> Aim:
Do not carry the pictures over; copy every other part of the entries exactly.

> Extracted material:
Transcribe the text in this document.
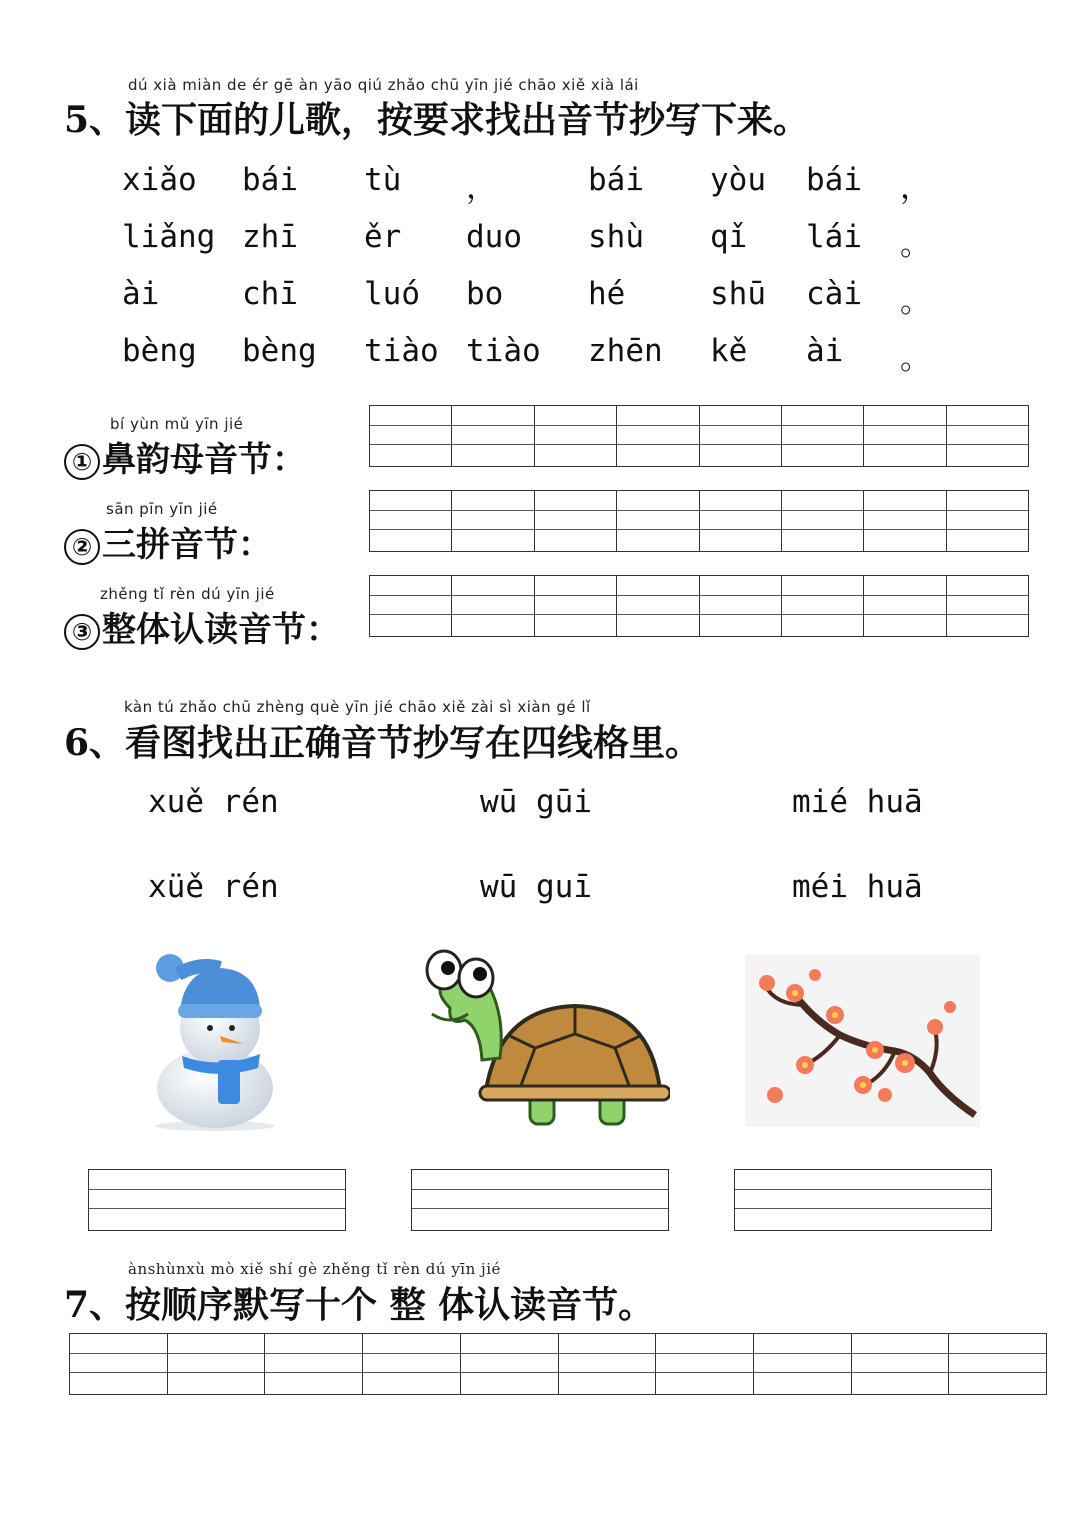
dú xià miàn de ér gē àn yāo qiú zhǎo chū yīn jié chāo xiě xià lái
5、读下面的儿歌，按要求找出音节抄写下来。
xiǎo bái tù ，	bái yòu bái ，
liǎng zhī ěr duo shù qǐ lái 。
ài	chī luó bo	hé	shū cài 。
bèng bèng tiào tiào zhēn kě ài 。
bí yùn mǔ yīn jié
① 鼻韵母音节：
sān pīn yīn jié
② 三拼音节：
zhěng tǐ rèn dú yīn jié
③ 整体认读音节：
kàn tú zhǎo chū zhèng què yīn jié chāo xiě zài sì xiàn gé lǐ
6、看图找出正确音节抄写在四线格里。
xuě rén
xüě rén
wū gūi
wū guī
mié huā
méi huā
ànshùnxù mò xiě shí gè zhěng tǐ rèn dú yīn jié
7、按顺序默写十个 整 体认读音节。
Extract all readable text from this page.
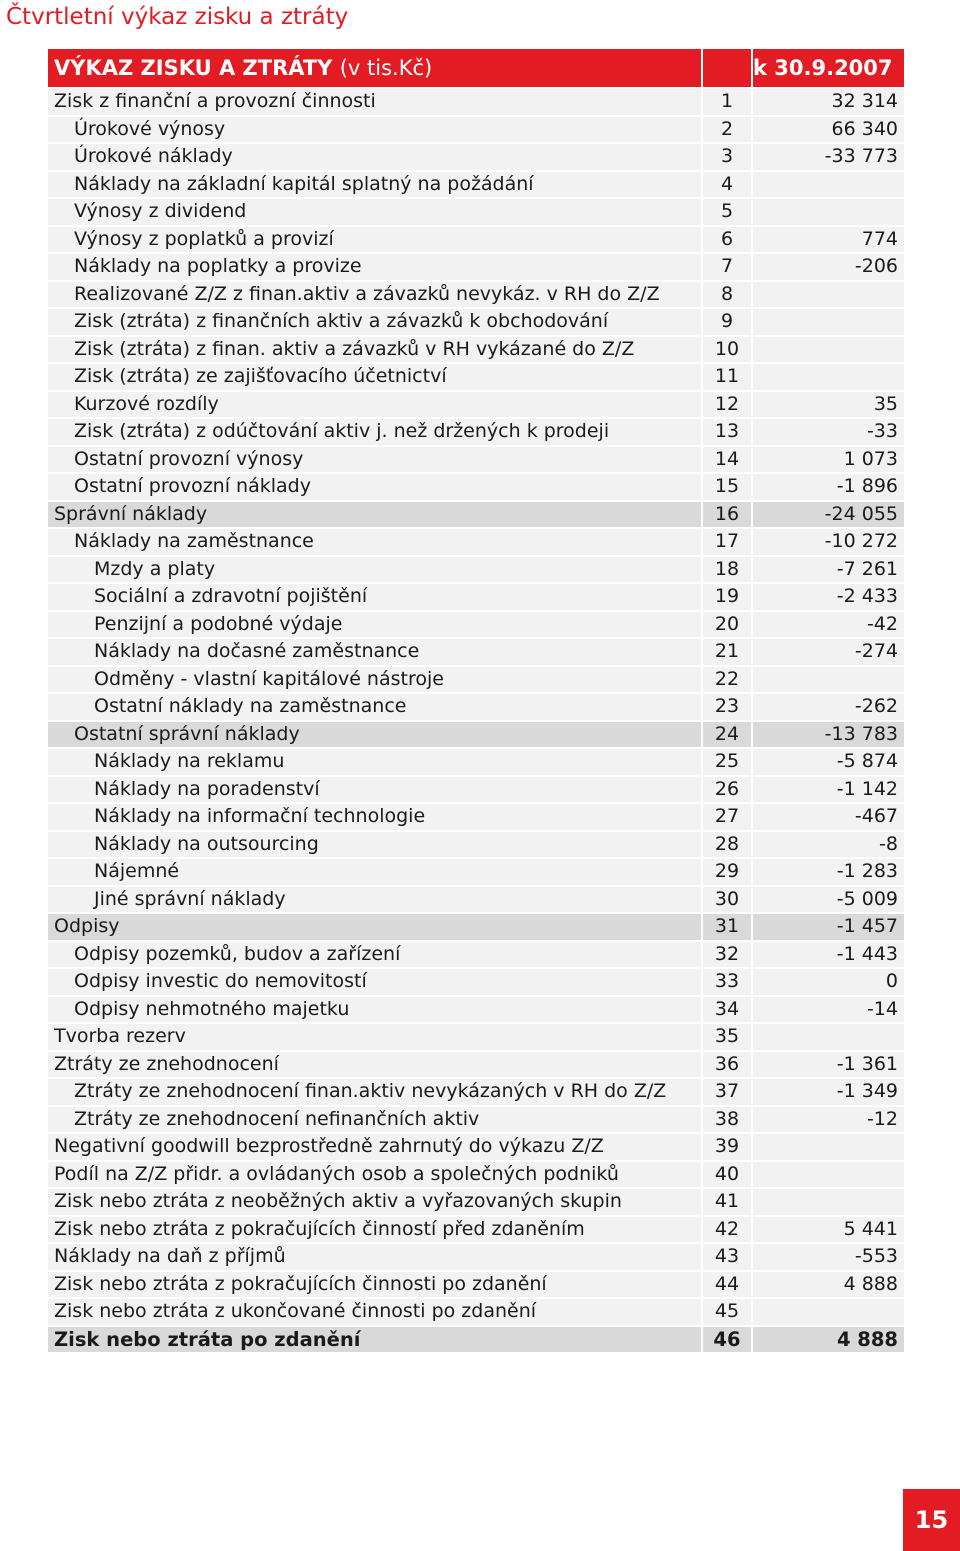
Čtvrtletní výkaz zisku a ztráty
VÝKAZ ZISKU A ZTRÁTY (v tis.Kč)		k 30.9.2007
Zisk z finanční a provozní činnosti	1	32 314
Úrokové výnosy	2	66 340
Úrokové náklady	3	-33 773
Náklady na základní kapitál splatný na požádání	4	
Výnosy z dividend	5	
Výnosy z poplatků a provizí	6	774
Náklady na poplatky a provize	7	-206
Realizované Z/Z z finan.aktiv a závazků nevykáz. v RH do Z/Z	8	
Zisk (ztráta) z finančních aktiv a závazků k obchodování	9	
Zisk (ztráta) z finan. aktiv a závazků v RH vykázané do Z/Z	10	
Zisk (ztráta) ze zajišťovacího účetnictví	11	
Kurzové rozdíly	12	35
Zisk (ztráta) z odúčtování aktiv j. než držených k prodeji	13	-33
Ostatní provozní výnosy	14	1 073
Ostatní provozní náklady	15	-1 896
Správní náklady	16	-24 055
Náklady na zaměstnance	17	-10 272
Mzdy a platy	18	-7 261
Sociální a zdravotní pojištění	19	-2 433
Penzijní a podobné výdaje	20	-42
Náklady na dočasné zaměstnance	21	-274
Odměny - vlastní kapitálové nástroje	22	
Ostatní náklady na zaměstnance	23	-262
Ostatní správní náklady	24	-13 783
Náklady na reklamu	25	-5 874
Náklady na poradenství	26	-1 142
Náklady na informační technologie	27	-467
Náklady na outsourcing	28	-8
Nájemné	29	-1 283
Jiné správní náklady	30	-5 009
Odpisy	31	-1 457
Odpisy pozemků, budov a zařízení	32	-1 443
Odpisy investic do nemovitostí	33	0
Odpisy nehmotného majetku	34	-14
Tvorba rezerv	35	
Ztráty ze znehodnocení	36	-1 361
Ztráty ze znehodnocení finan.aktiv nevykázaných v RH do Z/Z	37	-1 349
Ztráty ze znehodnocení nefinančních aktiv	38	-12
Negativní goodwill bezprostředně zahrnutý do výkazu Z/Z	39	
Podíl na Z/Z přidr. a ovládaných osob a společných podniků	40	
Zisk nebo ztráta z neoběžných aktiv a vyřazovaných skupin	41	
Zisk nebo ztráta z pokračujících činností před zdaněním	42	5 441
Náklady na daň z příjmů	43	-553
Zisk nebo ztráta z pokračujících činnosti po zdanění	44	4 888
Zisk nebo ztráta z ukončované činnosti po zdanění	45	
Zisk nebo ztráta po zdanění	46	4 888
15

> Result:
Transcribe the text in this document.
dú xià miàn de ér gē àn yāo qiú zhǎo chū yīn jié chāo xiě xià lái
5、读下面的儿歌，按要求找出音节抄写下来。
xiǎo bái tù ，	bái yòu bái ，
liǎng zhī ěr duo shù qǐ lái 。
ài	chī luó bo	hé	shū cài 。
bèng bèng tiào tiào zhēn kě ài 。
bí yùn mǔ yīn jié
① 鼻韵母音节：
sān pīn yīn jié
② 三拼音节：
zhěng tǐ rèn dú yīn jié
③ 整体认读音节：
kàn tú zhǎo chū zhèng què yīn jié chāo xiě zài sì xiàn gé lǐ
6、看图找出正确音节抄写在四线格里。
xuě rén
xüě rén
wū gūi
wū guī
mié huā
méi huā
ànshùnxù mò xiě shí gè zhěng tǐ rèn dú yīn jié
7、按顺序默写十个 整 体认读音节。
Extract all readable text from this page.
Čtvrtletní výkaz zisku a ztráty
VÝKAZ ZISKU A ZTRÁTY (v tis.Kč)		k 30.9.2007
Zisk z finanční a provozní činnosti	1	32 314
Úrokové výnosy	2	66 340
Úrokové náklady	3	-33 773
Náklady na základní kapitál splatný na požádání	4	
Výnosy z dividend	5	
Výnosy z poplatků a provizí	6	774
Náklady na poplatky a provize	7	-206
Realizované Z/Z z finan.aktiv a závazků nevykáz. v RH do Z/Z	8	
Zisk (ztráta) z finančních aktiv a závazků k obchodování	9	
Zisk (ztráta) z finan. aktiv a závazků v RH vykázané do Z/Z	10	
Zisk (ztráta) ze zajišťovacího účetnictví	11	
Kurzové rozdíly	12	35
Zisk (ztráta) z odúčtování aktiv j. než držených k prodeji	13	-33
Ostatní provozní výnosy	14	1 073
Ostatní provozní náklady	15	-1 896
Správní náklady	16	-24 055
Náklady na zaměstnance	17	-10 272
Mzdy a platy	18	-7 261
Sociální a zdravotní pojištění	19	-2 433
Penzijní a podobné výdaje	20	-42
Náklady na dočasné zaměstnance	21	-274
Odměny - vlastní kapitálové nástroje	22	
Ostatní náklady na zaměstnance	23	-262
Ostatní správní náklady	24	-13 783
Náklady na reklamu	25	-5 874
Náklady na poradenství	26	-1 142
Náklady na informační technologie	27	-467
Náklady na outsourcing	28	-8
Nájemné	29	-1 283
Jiné správní náklady	30	-5 009
Odpisy	31	-1 457
Odpisy pozemků, budov a zařízení	32	-1 443
Odpisy investic do nemovitostí	33	0
Odpisy nehmotného majetku	34	-14
Tvorba rezerv	35	
Ztráty ze znehodnocení	36	-1 361
Ztráty ze znehodnocení finan.aktiv nevykázaných v RH do Z/Z	37	-1 349
Ztráty ze znehodnocení nefinančních aktiv	38	-12
Negativní goodwill bezprostředně zahrnutý do výkazu Z/Z	39	
Podíl na Z/Z přidr. a ovládaných osob a společných podniků	40	
Zisk nebo ztráta z neoběžných aktiv a vyřazovaných skupin	41	
Zisk nebo ztráta z pokračujících činností před zdaněním	42	5 441
Náklady na daň z příjmů	43	-553
Zisk nebo ztráta z pokračujících činnosti po zdanění	44	4 888
Zisk nebo ztráta z ukončované činnosti po zdanění	45	
Zisk nebo ztráta po zdanění	46	4 888
15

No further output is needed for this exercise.